= Layout element entries =
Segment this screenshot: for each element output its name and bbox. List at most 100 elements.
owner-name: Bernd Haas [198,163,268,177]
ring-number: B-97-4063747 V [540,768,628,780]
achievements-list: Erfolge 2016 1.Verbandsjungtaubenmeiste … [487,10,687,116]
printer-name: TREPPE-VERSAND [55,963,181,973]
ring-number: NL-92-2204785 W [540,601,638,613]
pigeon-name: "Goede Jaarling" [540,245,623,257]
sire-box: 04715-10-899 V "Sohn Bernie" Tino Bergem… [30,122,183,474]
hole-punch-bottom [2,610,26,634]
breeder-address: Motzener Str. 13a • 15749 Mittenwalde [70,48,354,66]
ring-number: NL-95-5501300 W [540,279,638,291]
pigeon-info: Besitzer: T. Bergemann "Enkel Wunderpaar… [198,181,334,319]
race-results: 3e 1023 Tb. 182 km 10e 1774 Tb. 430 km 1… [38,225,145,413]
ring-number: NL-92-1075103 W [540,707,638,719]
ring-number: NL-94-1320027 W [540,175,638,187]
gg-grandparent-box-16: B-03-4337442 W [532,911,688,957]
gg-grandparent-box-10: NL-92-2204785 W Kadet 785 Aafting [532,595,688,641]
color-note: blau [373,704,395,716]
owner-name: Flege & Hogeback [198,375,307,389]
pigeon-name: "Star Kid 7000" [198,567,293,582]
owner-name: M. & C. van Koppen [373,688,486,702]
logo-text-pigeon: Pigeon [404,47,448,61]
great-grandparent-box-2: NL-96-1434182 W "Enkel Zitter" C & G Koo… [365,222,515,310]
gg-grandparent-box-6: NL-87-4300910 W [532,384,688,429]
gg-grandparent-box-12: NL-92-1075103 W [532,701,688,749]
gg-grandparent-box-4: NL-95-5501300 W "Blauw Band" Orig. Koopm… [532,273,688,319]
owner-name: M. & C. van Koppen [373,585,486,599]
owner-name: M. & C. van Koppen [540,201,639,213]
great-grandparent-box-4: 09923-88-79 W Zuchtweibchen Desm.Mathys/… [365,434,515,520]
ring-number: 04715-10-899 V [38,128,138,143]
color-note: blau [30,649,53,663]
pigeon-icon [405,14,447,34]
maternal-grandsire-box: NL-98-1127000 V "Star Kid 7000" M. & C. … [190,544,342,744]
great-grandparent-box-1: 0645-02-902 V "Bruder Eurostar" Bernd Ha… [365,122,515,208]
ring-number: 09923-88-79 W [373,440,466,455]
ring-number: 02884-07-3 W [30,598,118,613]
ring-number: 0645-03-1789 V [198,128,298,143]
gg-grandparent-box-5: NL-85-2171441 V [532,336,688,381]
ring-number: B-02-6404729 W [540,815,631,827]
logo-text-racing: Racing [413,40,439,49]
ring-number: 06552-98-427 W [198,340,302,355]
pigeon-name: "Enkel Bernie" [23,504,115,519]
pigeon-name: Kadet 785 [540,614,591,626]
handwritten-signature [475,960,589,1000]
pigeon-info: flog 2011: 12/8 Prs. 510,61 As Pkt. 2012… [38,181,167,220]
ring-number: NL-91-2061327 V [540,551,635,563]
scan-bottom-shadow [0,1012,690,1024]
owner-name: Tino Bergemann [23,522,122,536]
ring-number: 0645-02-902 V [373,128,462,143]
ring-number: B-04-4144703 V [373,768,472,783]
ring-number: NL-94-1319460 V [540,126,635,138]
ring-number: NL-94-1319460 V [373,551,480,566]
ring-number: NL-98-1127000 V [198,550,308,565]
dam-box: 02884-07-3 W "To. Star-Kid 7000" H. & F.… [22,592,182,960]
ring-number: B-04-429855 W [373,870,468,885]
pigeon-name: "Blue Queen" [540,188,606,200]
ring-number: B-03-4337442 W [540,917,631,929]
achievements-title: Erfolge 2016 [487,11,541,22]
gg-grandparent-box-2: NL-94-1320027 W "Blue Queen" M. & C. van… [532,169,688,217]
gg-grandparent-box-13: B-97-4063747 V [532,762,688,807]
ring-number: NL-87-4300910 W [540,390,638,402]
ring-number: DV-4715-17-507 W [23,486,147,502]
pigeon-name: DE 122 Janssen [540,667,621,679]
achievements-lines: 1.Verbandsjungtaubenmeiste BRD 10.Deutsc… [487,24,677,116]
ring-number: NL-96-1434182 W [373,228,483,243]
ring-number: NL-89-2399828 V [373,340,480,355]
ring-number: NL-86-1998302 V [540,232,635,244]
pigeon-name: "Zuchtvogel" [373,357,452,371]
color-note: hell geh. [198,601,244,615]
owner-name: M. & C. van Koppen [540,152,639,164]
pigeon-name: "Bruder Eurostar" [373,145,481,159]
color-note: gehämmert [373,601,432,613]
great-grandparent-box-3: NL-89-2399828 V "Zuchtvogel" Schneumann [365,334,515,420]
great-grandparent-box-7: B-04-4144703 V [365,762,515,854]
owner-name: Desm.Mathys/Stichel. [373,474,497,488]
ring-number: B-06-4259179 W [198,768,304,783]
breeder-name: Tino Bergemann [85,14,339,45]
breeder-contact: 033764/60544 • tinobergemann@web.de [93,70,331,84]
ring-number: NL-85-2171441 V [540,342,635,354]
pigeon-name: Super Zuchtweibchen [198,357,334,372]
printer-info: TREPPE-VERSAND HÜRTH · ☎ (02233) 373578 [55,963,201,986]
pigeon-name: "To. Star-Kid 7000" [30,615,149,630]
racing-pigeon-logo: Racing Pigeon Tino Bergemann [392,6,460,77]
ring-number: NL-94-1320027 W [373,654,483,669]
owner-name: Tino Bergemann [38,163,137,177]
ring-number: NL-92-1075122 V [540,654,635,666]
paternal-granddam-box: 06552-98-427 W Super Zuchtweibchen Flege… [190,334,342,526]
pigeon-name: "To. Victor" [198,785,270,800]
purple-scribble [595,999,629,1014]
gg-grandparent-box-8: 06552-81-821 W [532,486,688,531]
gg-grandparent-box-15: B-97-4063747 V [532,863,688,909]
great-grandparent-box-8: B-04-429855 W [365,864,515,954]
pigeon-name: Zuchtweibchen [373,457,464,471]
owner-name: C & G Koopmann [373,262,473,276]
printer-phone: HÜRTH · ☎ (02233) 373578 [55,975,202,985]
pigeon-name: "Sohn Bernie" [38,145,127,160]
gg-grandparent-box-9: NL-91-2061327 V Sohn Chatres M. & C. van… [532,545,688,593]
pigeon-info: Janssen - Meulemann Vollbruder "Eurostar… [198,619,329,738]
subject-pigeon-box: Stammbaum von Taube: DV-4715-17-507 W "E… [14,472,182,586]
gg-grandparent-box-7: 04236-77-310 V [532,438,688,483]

= WHAT IS REQUIRED =
Rewrite the records above, changing each instance of "owner-name" to "holder-name" and keeping every other character the same.

= ANSWER IN FULL =
Segment this screenshot: for each element output its name and bbox. List at most 100 elements.
holder-name: Bernd Haas [198,163,268,177]
ring-number: B-97-4063747 V [540,768,628,780]
achievements-list: Erfolge 2016 1.Verbandsjungtaubenmeiste … [487,10,687,116]
printer-name: TREPPE-VERSAND [55,963,181,973]
ring-number: NL-92-2204785 W [540,601,638,613]
pigeon-name: "Goede Jaarling" [540,245,623,257]
sire-box: 04715-10-899 V "Sohn Bernie" Tino Bergem… [30,122,183,474]
hole-punch-bottom [2,610,26,634]
breeder-address: Motzener Str. 13a • 15749 Mittenwalde [70,48,354,66]
ring-number: NL-95-5501300 W [540,279,638,291]
pigeon-info: Besitzer: T. Bergemann "Enkel Wunderpaar… [198,181,334,319]
race-results: 3e 1023 Tb. 182 km 10e 1774 Tb. 430 km 1… [38,225,145,413]
ring-number: NL-92-1075103 W [540,707,638,719]
ring-number: NL-94-1320027 W [540,175,638,187]
gg-grandparent-box-16: B-03-4337442 W [532,911,688,957]
gg-grandparent-box-10: NL-92-2204785 W Kadet 785 Aafting [532,595,688,641]
color-note: blau [373,704,395,716]
holder-name: Flege & Hogeback [198,375,307,389]
pigeon-name: "Star Kid 7000" [198,567,293,582]
holder-name: M. & C. van Koppen [373,688,486,702]
logo-text-pigeon: Pigeon [404,47,448,61]
great-grandparent-box-2: NL-96-1434182 W "Enkel Zitter" C & G Koo… [365,222,515,310]
gg-grandparent-box-6: NL-87-4300910 W [532,384,688,429]
gg-grandparent-box-12: NL-92-1075103 W [532,701,688,749]
gg-grandparent-box-4: NL-95-5501300 W "Blauw Band" Orig. Koopm… [532,273,688,319]
holder-name: M. & C. van Koppen [373,585,486,599]
holder-name: M. & C. van Koppen [540,201,639,213]
great-grandparent-box-4: 09923-88-79 W Zuchtweibchen Desm.Mathys/… [365,434,515,520]
ring-number: 04715-10-899 V [38,128,138,143]
color-note: blau [30,649,53,663]
pigeon-icon [405,14,447,34]
maternal-grandsire-box: NL-98-1127000 V "Star Kid 7000" M. & C. … [190,544,342,744]
great-grandparent-box-1: 0645-02-902 V "Bruder Eurostar" Bernd Ha… [365,122,515,208]
ring-number: 09923-88-79 W [373,440,466,455]
ring-number: 02884-07-3 W [30,598,118,613]
ring-number: 0645-03-1789 V [198,128,298,143]
gg-grandparent-box-5: NL-85-2171441 V [532,336,688,381]
ring-number: B-02-6404729 W [540,815,631,827]
logo-text-racing: Racing [413,40,439,49]
ring-number: 06552-98-427 W [198,340,302,355]
pigeon-name: "Enkel Bernie" [23,504,115,519]
pigeon-name: Kadet 785 [540,614,591,626]
handwritten-signature [475,960,589,1000]
pigeon-info: flog 2011: 12/8 Prs. 510,61 As Pkt. 2012… [38,181,167,220]
ring-number: NL-91-2061327 V [540,551,635,563]
scan-bottom-shadow [0,1012,690,1024]
holder-name: Tino Bergemann [23,522,122,536]
ring-number: 0645-02-902 V [373,128,462,143]
ring-number: B-04-4144703 V [373,768,472,783]
ring-number: NL-94-1319460 V [540,126,635,138]
ring-number: NL-94-1319460 V [373,551,480,566]
ring-number: NL-98-1127000 V [198,550,308,565]
dam-box: 02884-07-3 W "To. Star-Kid 7000" H. & F.… [22,592,182,960]
ring-number: B-04-429855 W [373,870,468,885]
pigeon-name: "Blue Queen" [540,188,606,200]
ring-number: B-03-4337442 W [540,917,631,929]
achievements-title: Erfolge 2016 [487,11,541,22]
gg-grandparent-box-2: NL-94-1320027 W "Blue Queen" M. & C. van… [532,169,688,217]
gg-grandparent-box-13: B-97-4063747 V [532,762,688,807]
ring-number: NL-87-4300910 W [540,390,638,402]
ring-number: DV-4715-17-507 W [23,486,147,502]
pigeon-name: DE 122 Janssen [540,667,621,679]
achievements-lines: 1.Verbandsjungtaubenmeiste BRD 10.Deutsc… [487,24,677,116]
ring-number: NL-96-1434182 W [373,228,483,243]
ring-number: NL-89-2399828 V [373,340,480,355]
ring-number: NL-86-1998302 V [540,232,635,244]
pigeon-name: "Zuchtvogel" [373,357,452,371]
color-note: hell geh. [198,601,244,615]
holder-name: M. & C. van Koppen [540,152,639,164]
pigeon-name: "Bruder Eurostar" [373,145,481,159]
color-note: gehämmert [373,601,432,613]
great-grandparent-box-3: NL-89-2399828 V "Zuchtvogel" Schneumann [365,334,515,420]
great-grandparent-box-7: B-04-4144703 V [365,762,515,854]
holder-name: Desm.Mathys/Stichel. [373,474,497,488]
ring-number: B-06-4259179 W [198,768,304,783]
breeder-name: Tino Bergemann [85,14,339,45]
breeder-contact: 033764/60544 • tinobergemann@web.de [93,70,331,84]
ring-number: NL-85-2171441 V [540,342,635,354]
pigeon-name: Super Zuchtweibchen [198,357,334,372]
printer-info: TREPPE-VERSAND HÜRTH · ☎ (02233) 373578 [55,963,201,986]
pigeon-name: "To. Star-Kid 7000" [30,615,149,630]
racing-pigeon-logo: Racing Pigeon Tino Bergemann [392,6,460,77]
ring-number: NL-94-1320027 W [373,654,483,669]
holder-name: Tino Bergemann [38,163,137,177]
ring-number: NL-92-1075122 V [540,654,635,666]
paternal-granddam-box: 06552-98-427 W Super Zuchtweibchen Flege… [190,334,342,526]
pigeon-name: "To. Victor" [198,785,270,800]
purple-scribble [595,999,629,1014]
gg-grandparent-box-8: 06552-81-821 W [532,486,688,531]
gg-grandparent-box-15: B-97-4063747 V [532,863,688,909]
great-grandparent-box-8: B-04-429855 W [365,864,515,954]
pigeon-name: Zuchtweibchen [373,457,464,471]
holder-name: C & G Koopmann [373,262,473,276]
printer-phone: HÜRTH · ☎ (02233) 373578 [55,975,202,985]
pigeon-name: "Sohn Bernie" [38,145,127,160]
gg-grandparent-box-9: NL-91-2061327 V Sohn Chatres M. & C. van… [532,545,688,593]
pigeon-info: Janssen - Meulemann Vollbruder "Eurostar… [198,619,329,738]
subject-pigeon-box: Stammbaum von Taube: DV-4715-17-507 W "E… [14,472,182,586]
gg-grandparent-box-7: 04236-77-310 V [532,438,688,483]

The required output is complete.